WHAT TO DO: Skip the images and return the records below exactly.

THE RECORDS section start

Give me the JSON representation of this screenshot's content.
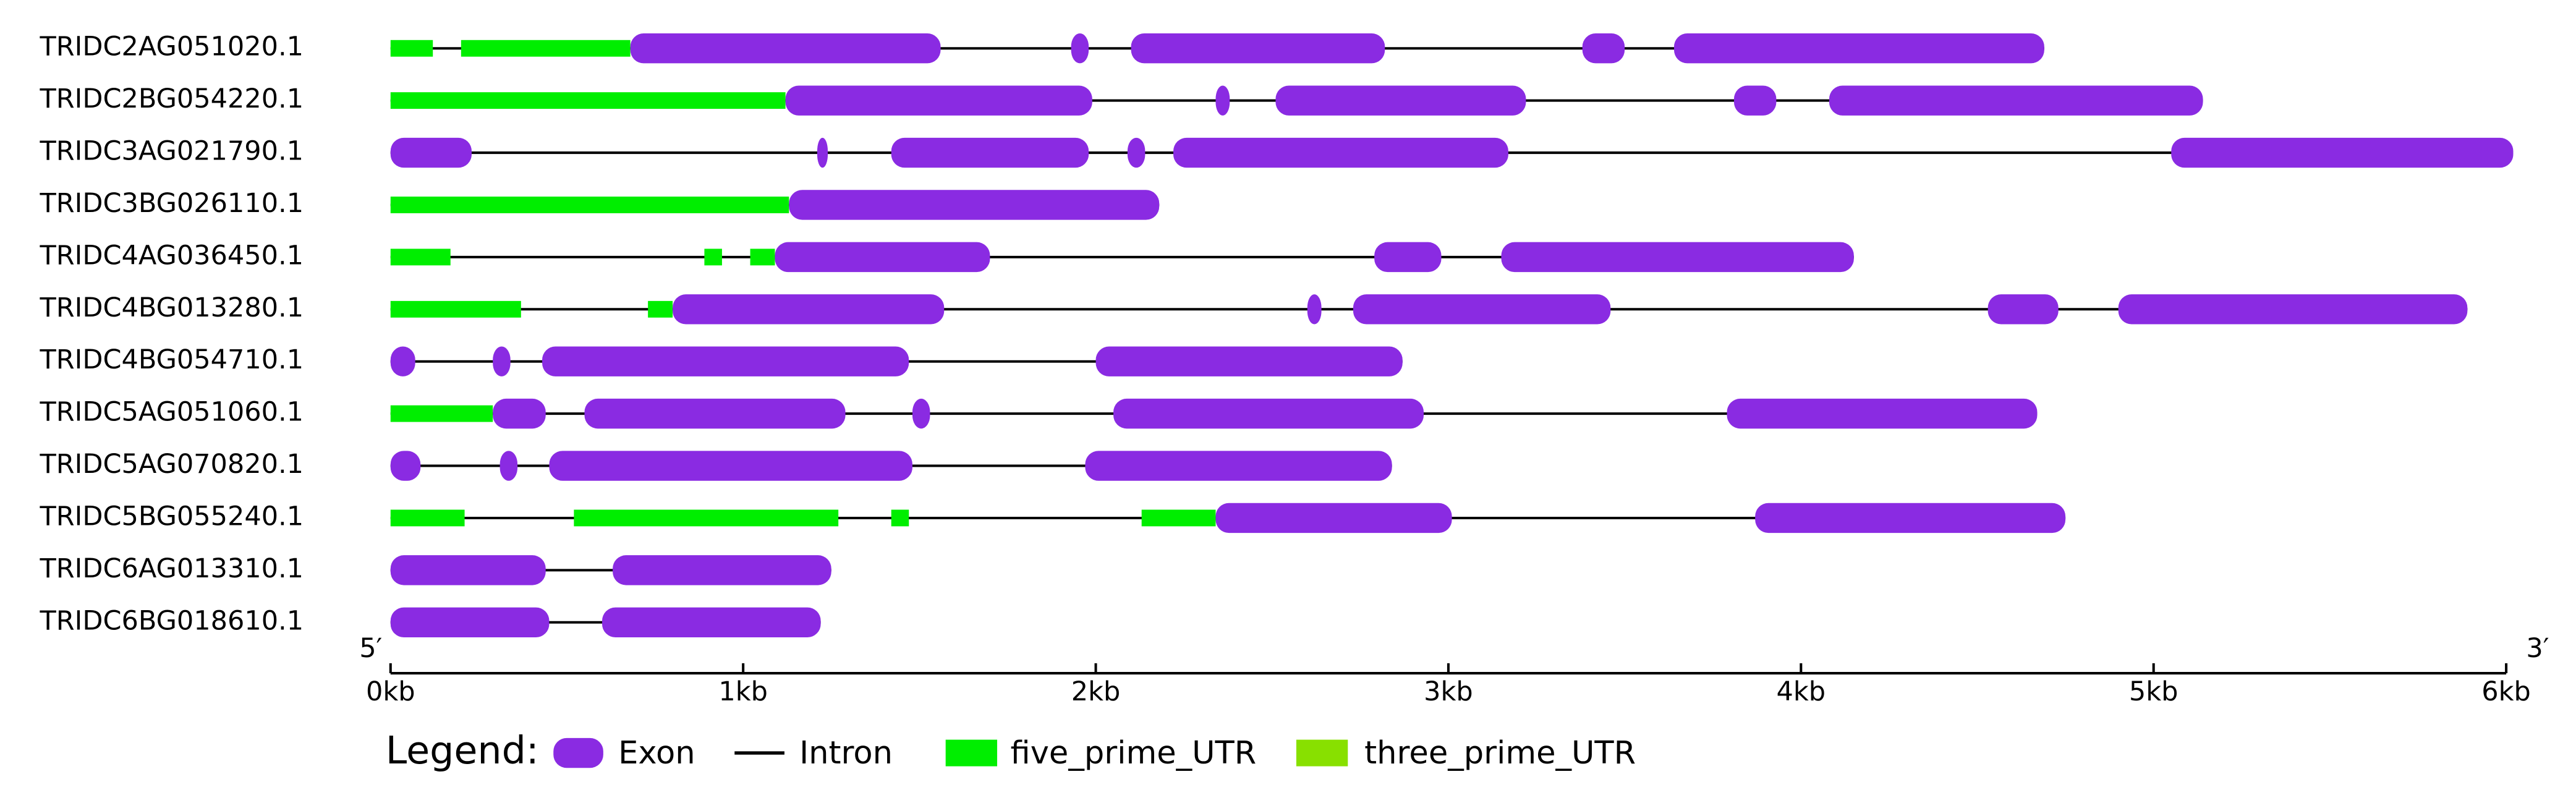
{
  "chart_data": {
    "type": "gene_structure",
    "xlim": [
      0,
      6
    ],
    "xticks": [
      {
        "value": 0,
        "label": "0kb"
      },
      {
        "value": 1,
        "label": "1kb"
      },
      {
        "value": 2,
        "label": "2kb"
      },
      {
        "value": 3,
        "label": "3kb"
      },
      {
        "value": 4,
        "label": "4kb"
      },
      {
        "value": 5,
        "label": "5kb"
      },
      {
        "value": 6,
        "label": "6kb"
      }
    ],
    "start_label": "5′",
    "end_label": "3′",
    "legend_title": "Legend:",
    "series": [
      {
        "name": "Exon",
        "color": "#8a2be2"
      },
      {
        "name": "Intron",
        "color": "#000000"
      },
      {
        "name": "five_prime_UTR",
        "color": "#00ee00"
      },
      {
        "name": "three_prime_UTR",
        "color": "#88e000"
      }
    ],
    "genes": [
      {
        "name": "TRIDC2AG051020.1",
        "utr5": [
          [
            0,
            0.12
          ],
          [
            0.2,
            0.68
          ]
        ],
        "exons": [
          [
            0.68,
            1.56
          ],
          [
            1.93,
            1.98
          ],
          [
            2.1,
            2.82
          ],
          [
            3.38,
            3.5
          ],
          [
            3.64,
            4.69
          ]
        ]
      },
      {
        "name": "TRIDC2BG054220.1",
        "utr5": [
          [
            0,
            1.12
          ]
        ],
        "exons": [
          [
            1.12,
            1.99
          ],
          [
            2.34,
            2.38
          ],
          [
            2.51,
            3.22
          ],
          [
            3.81,
            3.93
          ],
          [
            4.08,
            5.14
          ]
        ]
      },
      {
        "name": "TRIDC3AG021790.1",
        "utr5": [],
        "exons": [
          [
            0,
            0.23
          ],
          [
            1.21,
            1.24
          ],
          [
            1.42,
            1.98
          ],
          [
            2.09,
            2.14
          ],
          [
            2.22,
            3.17
          ],
          [
            5.05,
            6.02
          ]
        ]
      },
      {
        "name": "TRIDC3BG026110.1",
        "utr5": [
          [
            0,
            1.13
          ]
        ],
        "exons": [
          [
            1.13,
            2.18
          ]
        ]
      },
      {
        "name": "TRIDC4AG036450.1",
        "utr5": [
          [
            0,
            0.17
          ],
          [
            0.89,
            0.94
          ],
          [
            1.02,
            1.09
          ]
        ],
        "exons": [
          [
            1.09,
            1.7
          ],
          [
            2.79,
            2.98
          ],
          [
            3.15,
            4.15
          ]
        ]
      },
      {
        "name": "TRIDC4BG013280.1",
        "utr5": [
          [
            0,
            0.37
          ],
          [
            0.73,
            0.8
          ]
        ],
        "exons": [
          [
            0.8,
            1.57
          ],
          [
            2.6,
            2.64
          ],
          [
            2.73,
            3.46
          ],
          [
            4.53,
            4.73
          ],
          [
            4.9,
            5.89
          ]
        ]
      },
      {
        "name": "TRIDC4BG054710.1",
        "utr5": [],
        "exons": [
          [
            0,
            0.07
          ],
          [
            0.29,
            0.34
          ],
          [
            0.43,
            1.47
          ],
          [
            2.0,
            2.87
          ]
        ]
      },
      {
        "name": "TRIDC5AG051060.1",
        "utr5": [
          [
            0,
            0.29
          ]
        ],
        "exons": [
          [
            0.29,
            0.44
          ],
          [
            0.55,
            1.29
          ],
          [
            1.48,
            1.53
          ],
          [
            2.05,
            2.93
          ],
          [
            3.79,
            4.67
          ]
        ]
      },
      {
        "name": "TRIDC5AG070820.1",
        "utr5": [],
        "exons": [
          [
            0,
            0.085
          ],
          [
            0.31,
            0.36
          ],
          [
            0.45,
            1.48
          ],
          [
            1.97,
            2.84
          ]
        ]
      },
      {
        "name": "TRIDC5BG055240.1",
        "utr5": [
          [
            0,
            0.21
          ],
          [
            0.52,
            1.27
          ],
          [
            1.42,
            1.47
          ],
          [
            2.13,
            2.34
          ]
        ],
        "exons": [
          [
            2.34,
            3.01
          ],
          [
            3.87,
            4.75
          ]
        ]
      },
      {
        "name": "TRIDC6AG013310.1",
        "utr5": [],
        "exons": [
          [
            0,
            0.44
          ],
          [
            0.63,
            1.25
          ]
        ]
      },
      {
        "name": "TRIDC6BG018610.1",
        "utr5": [],
        "exons": [
          [
            0,
            0.45
          ],
          [
            0.6,
            1.22
          ]
        ]
      }
    ]
  }
}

THE RECORDS section end

SOLUTION TO THIS PROBLEM:
Give me the JSON representation of this screenshot's content.
{
  "chart_data": {
    "type": "gene_structure",
    "xlim": [
      0,
      6
    ],
    "xticks": [
      {
        "value": 0,
        "label": "0kb"
      },
      {
        "value": 1,
        "label": "1kb"
      },
      {
        "value": 2,
        "label": "2kb"
      },
      {
        "value": 3,
        "label": "3kb"
      },
      {
        "value": 4,
        "label": "4kb"
      },
      {
        "value": 5,
        "label": "5kb"
      },
      {
        "value": 6,
        "label": "6kb"
      }
    ],
    "start_label": "5′",
    "end_label": "3′",
    "legend_title": "Legend:",
    "series": [
      {
        "name": "Exon",
        "color": "#8a2be2"
      },
      {
        "name": "Intron",
        "color": "#000000"
      },
      {
        "name": "five_prime_UTR",
        "color": "#00ee00"
      },
      {
        "name": "three_prime_UTR",
        "color": "#88e000"
      }
    ],
    "genes": [
      {
        "name": "TRIDC2AG051020.1",
        "utr5": [
          [
            0,
            0.12
          ],
          [
            0.2,
            0.68
          ]
        ],
        "exons": [
          [
            0.68,
            1.56
          ],
          [
            1.93,
            1.98
          ],
          [
            2.1,
            2.82
          ],
          [
            3.38,
            3.5
          ],
          [
            3.64,
            4.69
          ]
        ]
      },
      {
        "name": "TRIDC2BG054220.1",
        "utr5": [
          [
            0,
            1.12
          ]
        ],
        "exons": [
          [
            1.12,
            1.99
          ],
          [
            2.34,
            2.38
          ],
          [
            2.51,
            3.22
          ],
          [
            3.81,
            3.93
          ],
          [
            4.08,
            5.14
          ]
        ]
      },
      {
        "name": "TRIDC3AG021790.1",
        "utr5": [],
        "exons": [
          [
            0,
            0.23
          ],
          [
            1.21,
            1.24
          ],
          [
            1.42,
            1.98
          ],
          [
            2.09,
            2.14
          ],
          [
            2.22,
            3.17
          ],
          [
            5.05,
            6.02
          ]
        ]
      },
      {
        "name": "TRIDC3BG026110.1",
        "utr5": [
          [
            0,
            1.13
          ]
        ],
        "exons": [
          [
            1.13,
            2.18
          ]
        ]
      },
      {
        "name": "TRIDC4AG036450.1",
        "utr5": [
          [
            0,
            0.17
          ],
          [
            0.89,
            0.94
          ],
          [
            1.02,
            1.09
          ]
        ],
        "exons": [
          [
            1.09,
            1.7
          ],
          [
            2.79,
            2.98
          ],
          [
            3.15,
            4.15
          ]
        ]
      },
      {
        "name": "TRIDC4BG013280.1",
        "utr5": [
          [
            0,
            0.37
          ],
          [
            0.73,
            0.8
          ]
        ],
        "exons": [
          [
            0.8,
            1.57
          ],
          [
            2.6,
            2.64
          ],
          [
            2.73,
            3.46
          ],
          [
            4.53,
            4.73
          ],
          [
            4.9,
            5.89
          ]
        ]
      },
      {
        "name": "TRIDC4BG054710.1",
        "utr5": [],
        "exons": [
          [
            0,
            0.07
          ],
          [
            0.29,
            0.34
          ],
          [
            0.43,
            1.47
          ],
          [
            2.0,
            2.87
          ]
        ]
      },
      {
        "name": "TRIDC5AG051060.1",
        "utr5": [
          [
            0,
            0.29
          ]
        ],
        "exons": [
          [
            0.29,
            0.44
          ],
          [
            0.55,
            1.29
          ],
          [
            1.48,
            1.53
          ],
          [
            2.05,
            2.93
          ],
          [
            3.79,
            4.67
          ]
        ]
      },
      {
        "name": "TRIDC5AG070820.1",
        "utr5": [],
        "exons": [
          [
            0,
            0.085
          ],
          [
            0.31,
            0.36
          ],
          [
            0.45,
            1.48
          ],
          [
            1.97,
            2.84
          ]
        ]
      },
      {
        "name": "TRIDC5BG055240.1",
        "utr5": [
          [
            0,
            0.21
          ],
          [
            0.52,
            1.27
          ],
          [
            1.42,
            1.47
          ],
          [
            2.13,
            2.34
          ]
        ],
        "exons": [
          [
            2.34,
            3.01
          ],
          [
            3.87,
            4.75
          ]
        ]
      },
      {
        "name": "TRIDC6AG013310.1",
        "utr5": [],
        "exons": [
          [
            0,
            0.44
          ],
          [
            0.63,
            1.25
          ]
        ]
      },
      {
        "name": "TRIDC6BG018610.1",
        "utr5": [],
        "exons": [
          [
            0,
            0.45
          ],
          [
            0.6,
            1.22
          ]
        ]
      }
    ]
  }
}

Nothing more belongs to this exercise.